_ENTRIES PROVIDED_

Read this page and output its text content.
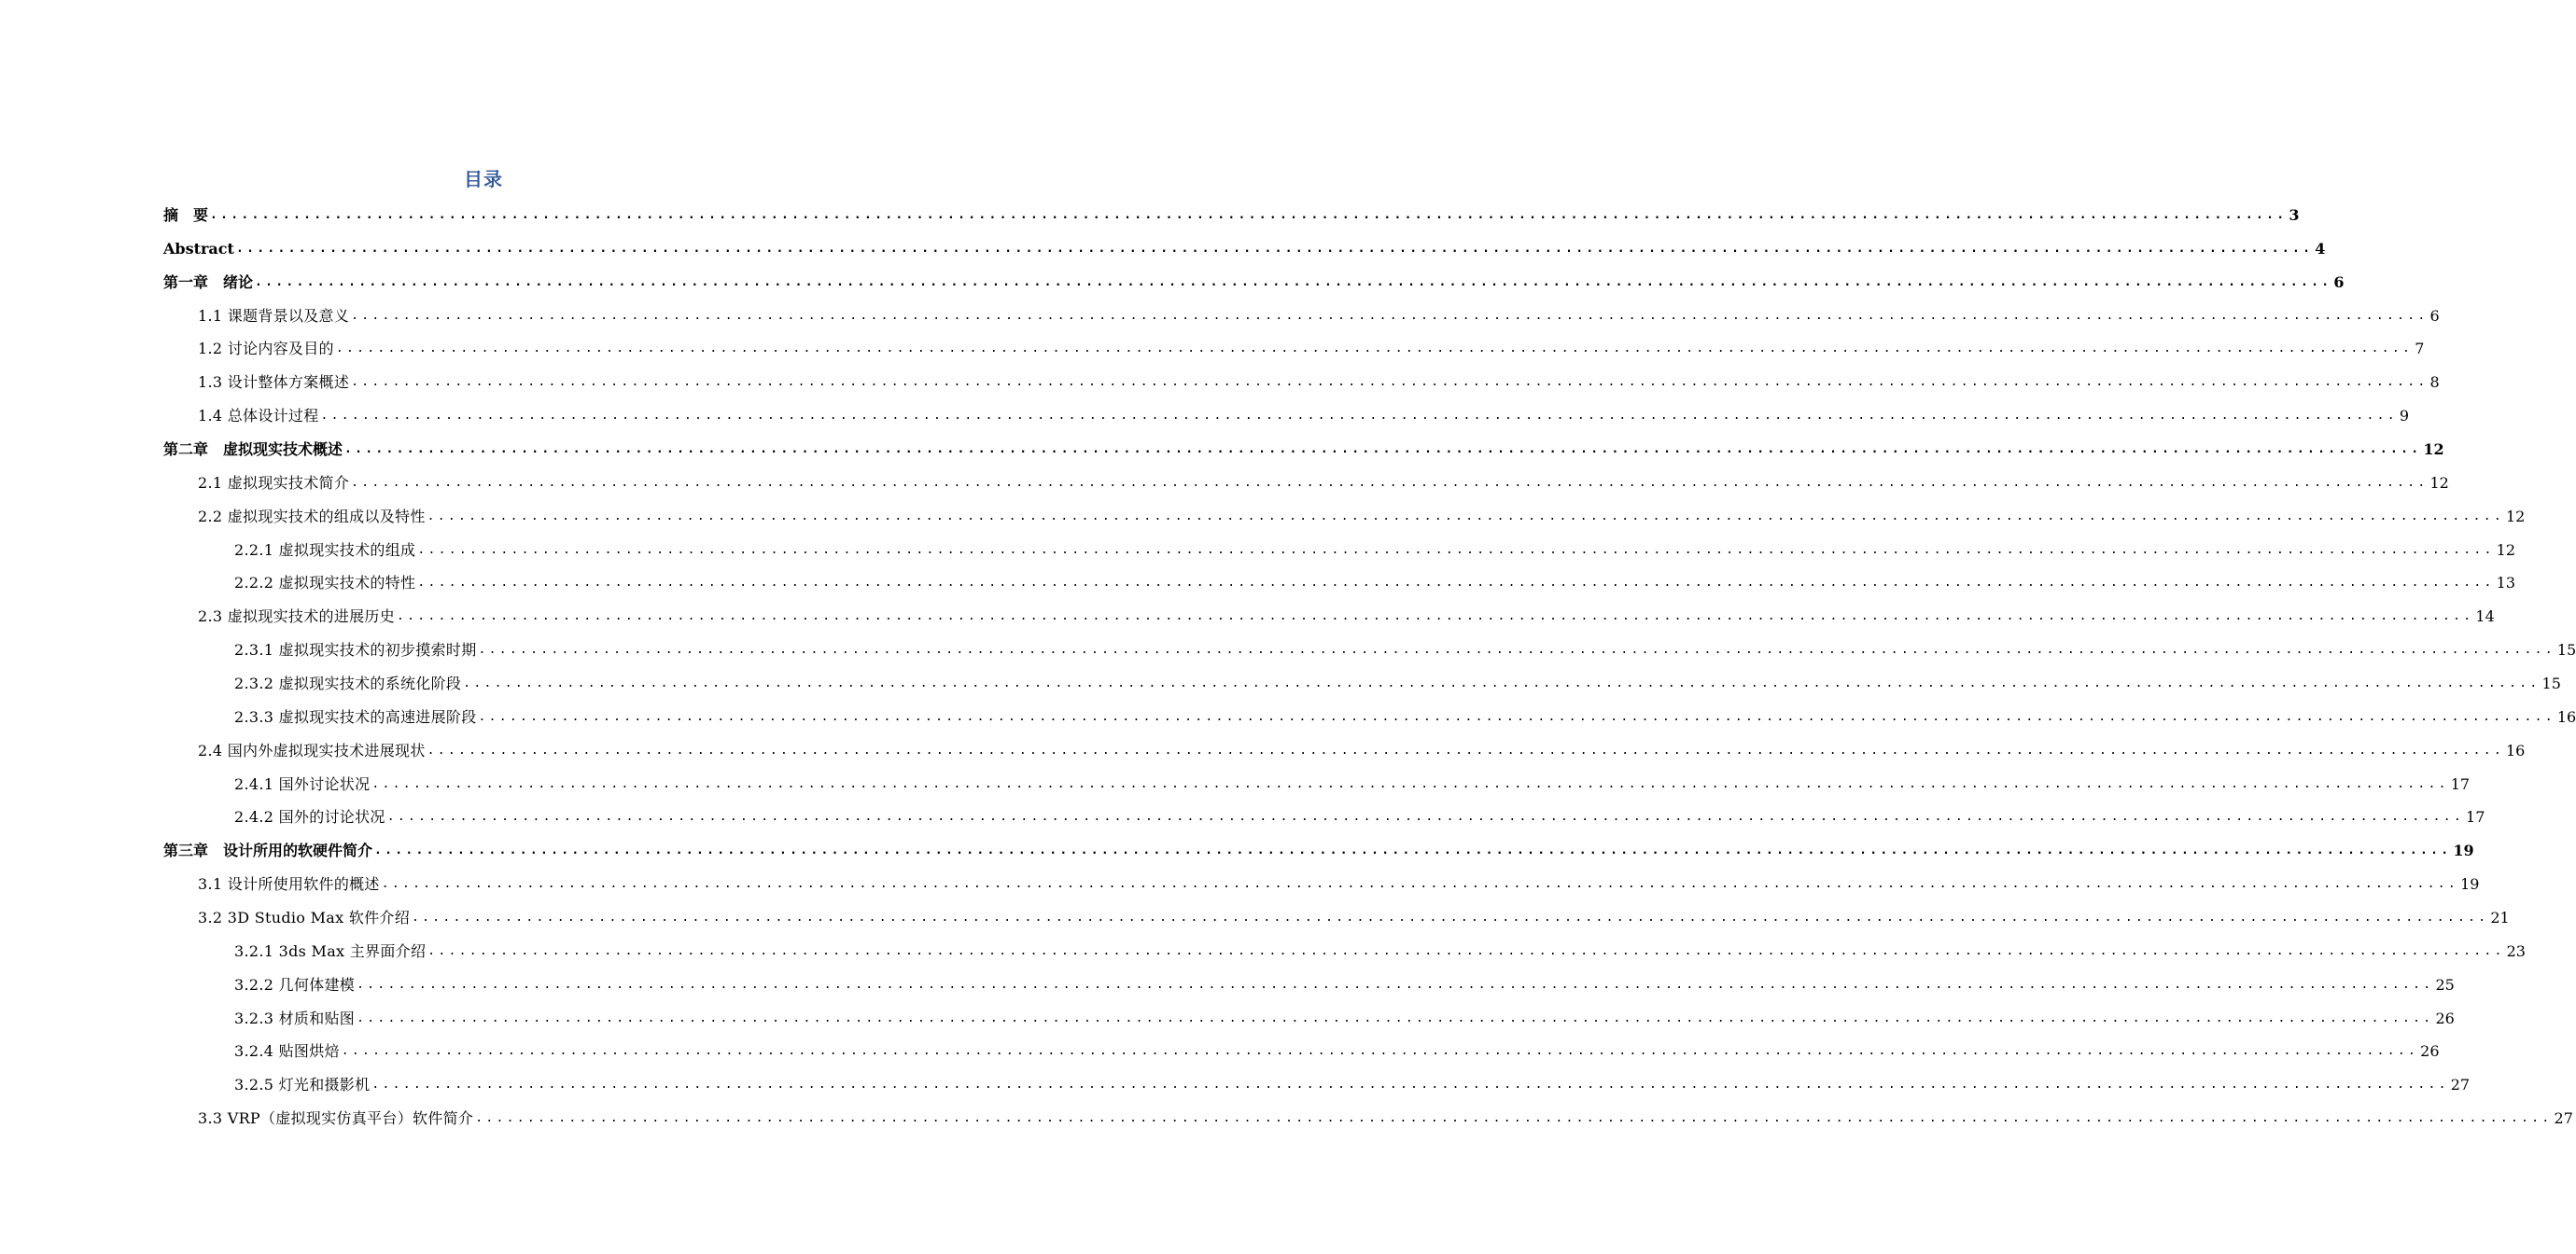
目录
摘　要 ........................................................................................................................................................................................................ 3
Abstract ........................................................................................................................................................................................................ 4
第一章　绪论 ........................................................................................................................................................................................................ 6
1.1 课题背景以及意义 ........................................................................................................................................................................................................ 6
1.2 讨论内容及目的 ........................................................................................................................................................................................................ 7
1.3 设计整体方案概述 ........................................................................................................................................................................................................ 8
1.4 总体设计过程 ........................................................................................................................................................................................................ 9
第二章　虚拟现实技术概述 ........................................................................................................................................................................................................ 12
2.1 虚拟现实技术简介 ........................................................................................................................................................................................................ 12
2.2 虚拟现实技术的组成以及特性 ........................................................................................................................................................................................................ 12
2.2.1 虚拟现实技术的组成 ........................................................................................................................................................................................................ 12
2.2.2 虚拟现实技术的特性 ........................................................................................................................................................................................................ 13
2.3 虚拟现实技术的进展历史 ........................................................................................................................................................................................................ 14
2.3.1 虚拟现实技术的初步摸索时期 ........................................................................................................................................................................................................ 15
2.3.2 虚拟现实技术的系统化阶段 ........................................................................................................................................................................................................ 15
2.3.3 虚拟现实技术的高速进展阶段 ........................................................................................................................................................................................................ 16
2.4 国内外虚拟现实技术进展现状 ........................................................................................................................................................................................................ 16
2.4.1 国外讨论状况 ........................................................................................................................................................................................................ 17
2.4.2 国外的讨论状况 ........................................................................................................................................................................................................ 17
第三章　设计所用的软硬件简介 ........................................................................................................................................................................................................ 19
3.1 设计所使用软件的概述 ........................................................................................................................................................................................................ 19
3.2 3D Studio Max 软件介绍 ........................................................................................................................................................................................................ 21
3.2.1 3ds Max 主界面介绍 ........................................................................................................................................................................................................ 23
3.2.2 几何体建模 ........................................................................................................................................................................................................ 25
3.2.3 材质和贴图 ........................................................................................................................................................................................................ 26
3.2.4 贴图烘焙 ........................................................................................................................................................................................................ 26
3.2.5 灯光和摄影机 ........................................................................................................................................................................................................ 27
3.3 VRP（虚拟现实仿真平台）软件简介 ........................................................................................................................................................................................................ 27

_STATED TASK_
Exclude every picture and copy the remaining data exactly.

_RESULT OF THIS EXERCISE_
Read this page and output its text content.
目录
摘　要 ........................................................................................................................................................................................................ 3
Abstract ........................................................................................................................................................................................................ 4
第一章　绪论 ........................................................................................................................................................................................................ 6
1.1 课题背景以及意义 ........................................................................................................................................................................................................ 6
1.2 讨论内容及目的 ........................................................................................................................................................................................................ 7
1.3 设计整体方案概述 ........................................................................................................................................................................................................ 8
1.4 总体设计过程 ........................................................................................................................................................................................................ 9
第二章　虚拟现实技术概述 ........................................................................................................................................................................................................ 12
2.1 虚拟现实技术简介 ........................................................................................................................................................................................................ 12
2.2 虚拟现实技术的组成以及特性 ........................................................................................................................................................................................................ 12
2.2.1 虚拟现实技术的组成 ........................................................................................................................................................................................................ 12
2.2.2 虚拟现实技术的特性 ........................................................................................................................................................................................................ 13
2.3 虚拟现实技术的进展历史 ........................................................................................................................................................................................................ 14
2.3.1 虚拟现实技术的初步摸索时期 ........................................................................................................................................................................................................ 15
2.3.2 虚拟现实技术的系统化阶段 ........................................................................................................................................................................................................ 15
2.3.3 虚拟现实技术的高速进展阶段 ........................................................................................................................................................................................................ 16
2.4 国内外虚拟现实技术进展现状 ........................................................................................................................................................................................................ 16
2.4.1 国外讨论状况 ........................................................................................................................................................................................................ 17
2.4.2 国外的讨论状况 ........................................................................................................................................................................................................ 17
第三章　设计所用的软硬件简介 ........................................................................................................................................................................................................ 19
3.1 设计所使用软件的概述 ........................................................................................................................................................................................................ 19
3.2 3D Studio Max 软件介绍 ........................................................................................................................................................................................................ 21
3.2.1 3ds Max 主界面介绍 ........................................................................................................................................................................................................ 23
3.2.2 几何体建模 ........................................................................................................................................................................................................ 25
3.2.3 材质和贴图 ........................................................................................................................................................................................................ 26
3.2.4 贴图烘焙 ........................................................................................................................................................................................................ 26
3.2.5 灯光和摄影机 ........................................................................................................................................................................................................ 27
3.3 VRP（虚拟现实仿真平台）软件简介 ........................................................................................................................................................................................................ 27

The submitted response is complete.